* **PROMPT**: Write out every line of the material exactly as it appears.

* **RECORD EXTRACTS**:
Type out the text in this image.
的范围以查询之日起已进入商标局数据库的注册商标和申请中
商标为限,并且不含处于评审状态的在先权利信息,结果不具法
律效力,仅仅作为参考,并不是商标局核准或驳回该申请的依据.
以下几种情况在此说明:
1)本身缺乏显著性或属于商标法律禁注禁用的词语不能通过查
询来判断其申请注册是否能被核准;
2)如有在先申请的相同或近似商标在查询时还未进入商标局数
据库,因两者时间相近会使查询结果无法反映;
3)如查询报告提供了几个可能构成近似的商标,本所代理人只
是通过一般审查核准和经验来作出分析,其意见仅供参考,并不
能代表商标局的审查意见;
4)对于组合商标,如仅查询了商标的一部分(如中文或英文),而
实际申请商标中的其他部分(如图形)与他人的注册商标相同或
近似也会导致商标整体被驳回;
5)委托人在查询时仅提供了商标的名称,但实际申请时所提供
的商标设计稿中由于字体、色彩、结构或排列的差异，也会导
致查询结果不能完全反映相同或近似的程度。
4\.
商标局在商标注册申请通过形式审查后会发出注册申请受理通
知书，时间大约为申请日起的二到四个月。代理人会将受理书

* **TASK RESPONSE**:
Type out the text in this image.
的范围以查询之日起已进入商标局数据库的注册商标和申请中
商标为限,并且不含处于评审状态的在先权利信息,结果不具法
律效力,仅仅作为参考,并不是商标局核准或驳回该申请的依据.
以下几种情况在此说明:
1)本身缺乏显著性或属于商标法律禁注禁用的词语不能通过查
询来判断其申请注册是否能被核准;
2)如有在先申请的相同或近似商标在查询时还未进入商标局数
据库,因两者时间相近会使查询结果无法反映;
3)如查询报告提供了几个可能构成近似的商标,本所代理人只
是通过一般审查核准和经验来作出分析,其意见仅供参考,并不
能代表商标局的审查意见;
4)对于组合商标,如仅查询了商标的一部分(如中文或英文),而
实际申请商标中的其他部分(如图形)与他人的注册商标相同或
近似也会导致商标整体被驳回;
5)委托人在查询时仅提供了商标的名称,但实际申请时所提供
的商标设计稿中由于字体、色彩、结构或排列的差异，也会导
致查询结果不能完全反映相同或近似的程度。
4\.
商标局在商标注册申请通过形式审查后会发出注册申请受理通
知书，时间大约为申请日起的二到四个月。代理人会将受理书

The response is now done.